- **Work to complete**
a. Using the passage on long tennis tiebreakers, decide whether each statement agrees with it. Answer yes or no for each, and quote the words that decide it.
(i) Nicole Pratt and Bryanne Stewart won their 2006 Amelia Island match without losing a set.
(ii) Manon Bollegraf and Zina Garrison won their 1994 Volkswagen Cup match.
(iii) Manisha Malhotra and Sania Mirza played their 21–19 tiebreaker in a Fed Cup match.
b. In the passage on long tennis tiebreakers, on which set point did Lamis Alhussein Abdel Aziz and Anastasia Zolotareva win the first set in Cairo?
c. From the passage on long tennis tiebreakers, list every tournament or event where one of the matches was played.

- **Passage to read**
Longest regular tiebreaker
 Nicole Pratt and Bryanne Stewart defeated Corina Morariu and Rennae Stubbs 7–6(7–5), 7–6(22–20) in the first round in the 2006 Amelia Island tournament.

Other long tiebreakers
 Manisha Malhotra and Sania Mirza won a 21–19 tiebreaker against Vlada Ekshibarova and Ivanna Israilova in their 2004 Fed Cup Asia-Oceania Zone doubles match. Malhotra and Mirza won 7–6(21–19), 6–1.
 Rosemary Casals and Kathleen Horvath defeated Sandy Collins and Beth Herr 5–7, 6–1, 7–6(20–18) in the second round of the 1984 Lipton WTA Championships.
 Manon Bollegraf and Zina Garrison won an 18–16 tiebreaker against Christina Singer and Irina Spîrlea in the 1994 Volkswagen Cup. Singer and Spîrlea won the match 7–6(7–2), 6–7(16–18), 6–4.
 Lamis Alhussein Abdel Aziz and Anastasia Zolotareva defeated Pia Lovrič and Saumya Vig 7–6(18–16), 6–3 in the first round of the $15k tournament in Cairo on December 8, 2020.  They won the first set on their fourth set point, having saved seven against them.

- **Supplied entries**
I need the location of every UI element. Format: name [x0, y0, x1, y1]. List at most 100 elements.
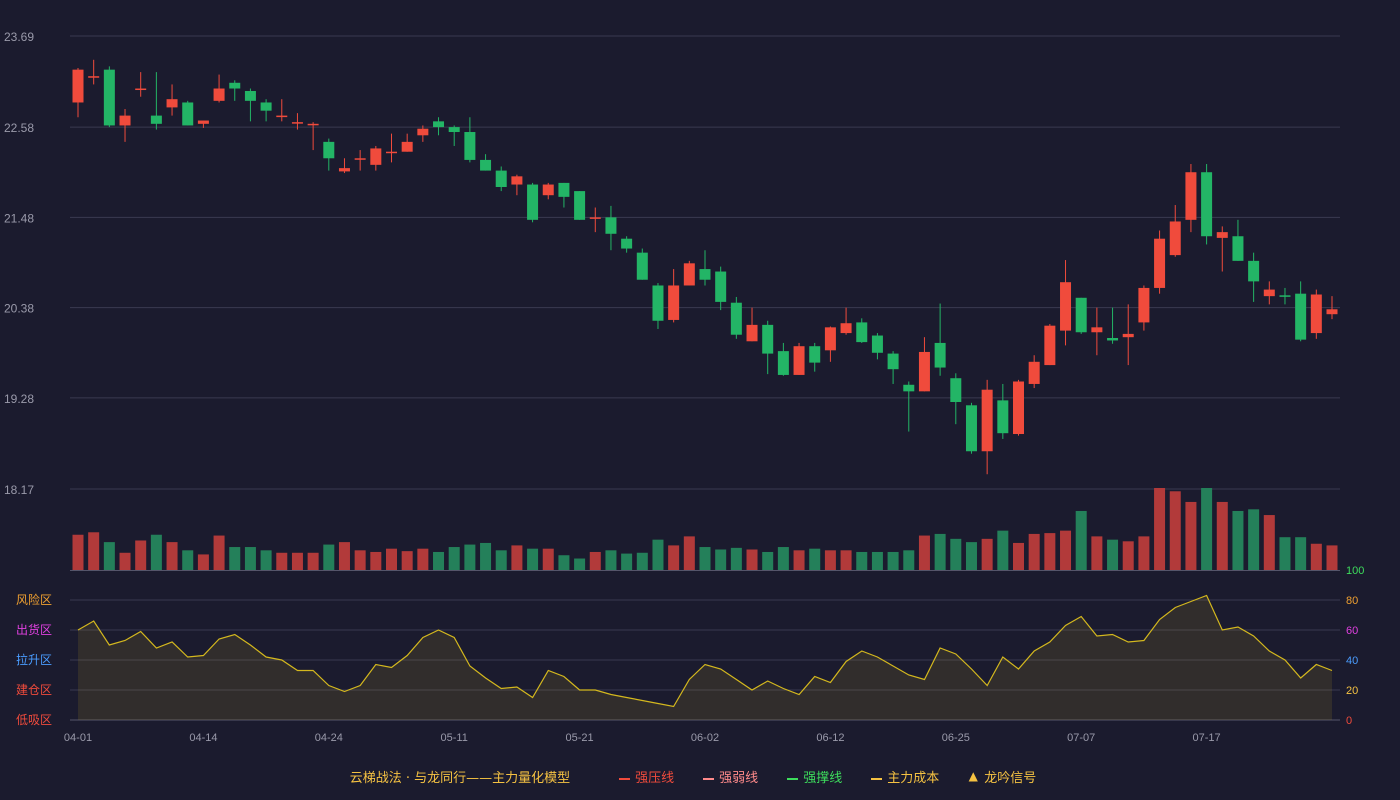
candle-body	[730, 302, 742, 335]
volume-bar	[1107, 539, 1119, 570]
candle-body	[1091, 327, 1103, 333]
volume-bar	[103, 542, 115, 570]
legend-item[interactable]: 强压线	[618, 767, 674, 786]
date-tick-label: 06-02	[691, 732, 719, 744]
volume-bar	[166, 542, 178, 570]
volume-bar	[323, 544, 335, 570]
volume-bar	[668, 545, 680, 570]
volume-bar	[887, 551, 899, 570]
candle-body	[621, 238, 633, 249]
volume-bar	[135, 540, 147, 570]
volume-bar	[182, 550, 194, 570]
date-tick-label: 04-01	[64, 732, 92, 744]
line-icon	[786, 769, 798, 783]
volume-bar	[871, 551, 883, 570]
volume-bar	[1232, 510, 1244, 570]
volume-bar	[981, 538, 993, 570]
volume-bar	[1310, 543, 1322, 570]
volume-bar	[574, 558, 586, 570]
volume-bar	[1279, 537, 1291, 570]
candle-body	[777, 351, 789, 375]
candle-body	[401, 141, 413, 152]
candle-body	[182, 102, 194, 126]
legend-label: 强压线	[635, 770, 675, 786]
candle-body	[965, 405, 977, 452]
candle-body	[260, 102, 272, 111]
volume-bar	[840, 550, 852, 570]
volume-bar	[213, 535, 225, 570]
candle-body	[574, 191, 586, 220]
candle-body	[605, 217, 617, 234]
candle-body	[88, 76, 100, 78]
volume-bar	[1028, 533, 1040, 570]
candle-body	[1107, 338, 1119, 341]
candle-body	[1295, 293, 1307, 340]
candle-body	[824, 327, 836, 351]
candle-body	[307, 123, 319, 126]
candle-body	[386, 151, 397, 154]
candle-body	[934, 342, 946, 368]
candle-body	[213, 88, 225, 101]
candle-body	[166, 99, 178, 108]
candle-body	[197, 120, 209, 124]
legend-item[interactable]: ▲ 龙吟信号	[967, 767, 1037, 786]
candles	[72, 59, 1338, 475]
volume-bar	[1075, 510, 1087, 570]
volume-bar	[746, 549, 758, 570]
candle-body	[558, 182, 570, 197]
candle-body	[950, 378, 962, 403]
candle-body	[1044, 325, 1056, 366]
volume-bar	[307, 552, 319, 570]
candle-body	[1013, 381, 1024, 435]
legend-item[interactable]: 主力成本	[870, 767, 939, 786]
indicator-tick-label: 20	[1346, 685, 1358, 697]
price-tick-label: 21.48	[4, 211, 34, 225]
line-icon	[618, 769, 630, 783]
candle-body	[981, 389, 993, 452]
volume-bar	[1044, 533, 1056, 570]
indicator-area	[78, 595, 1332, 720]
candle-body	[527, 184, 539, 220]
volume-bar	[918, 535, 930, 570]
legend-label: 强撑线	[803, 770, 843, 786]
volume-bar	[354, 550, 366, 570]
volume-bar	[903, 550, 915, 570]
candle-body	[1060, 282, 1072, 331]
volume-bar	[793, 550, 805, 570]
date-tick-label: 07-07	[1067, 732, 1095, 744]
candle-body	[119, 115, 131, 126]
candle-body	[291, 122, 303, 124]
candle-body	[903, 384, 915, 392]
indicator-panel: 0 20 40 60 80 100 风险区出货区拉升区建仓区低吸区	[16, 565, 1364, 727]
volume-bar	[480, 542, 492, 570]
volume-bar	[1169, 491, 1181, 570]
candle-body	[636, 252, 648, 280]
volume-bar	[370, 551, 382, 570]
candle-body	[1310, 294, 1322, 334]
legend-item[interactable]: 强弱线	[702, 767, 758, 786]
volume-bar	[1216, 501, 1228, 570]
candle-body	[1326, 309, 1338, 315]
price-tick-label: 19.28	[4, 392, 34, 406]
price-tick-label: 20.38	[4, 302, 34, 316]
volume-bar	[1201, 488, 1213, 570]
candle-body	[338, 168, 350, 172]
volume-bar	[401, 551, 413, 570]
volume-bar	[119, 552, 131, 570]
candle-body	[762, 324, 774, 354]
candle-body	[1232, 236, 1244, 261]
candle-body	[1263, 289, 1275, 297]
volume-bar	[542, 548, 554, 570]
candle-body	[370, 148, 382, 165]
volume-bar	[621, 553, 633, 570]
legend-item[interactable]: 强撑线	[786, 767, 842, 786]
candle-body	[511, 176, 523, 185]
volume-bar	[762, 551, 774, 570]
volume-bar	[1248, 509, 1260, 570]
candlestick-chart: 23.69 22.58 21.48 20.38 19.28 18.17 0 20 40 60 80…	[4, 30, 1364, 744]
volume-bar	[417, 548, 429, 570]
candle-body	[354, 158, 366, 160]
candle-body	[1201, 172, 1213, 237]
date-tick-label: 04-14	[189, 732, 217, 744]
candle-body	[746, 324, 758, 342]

- **Answers**
a.
(i) Yes: "7–6(7–5), 7–6(22–20)"
(ii) No: "Singer and Spîrlea won the match 7–6(7–2), 6–7(16–18), 6–4."
(iii) Yes: "in their 2004 Fed Cup Asia-Oceania Zone doubles match"

b. Their fourth set point, after saving seven against them.

c.
- 2006 Amelia Island tournament
- 2004 Fed Cup Asia-Oceania Zone
- 1984 Lipton WTA Championships
- 1994 Volkswagen Cup
- $15k tournament in Cairo (2020)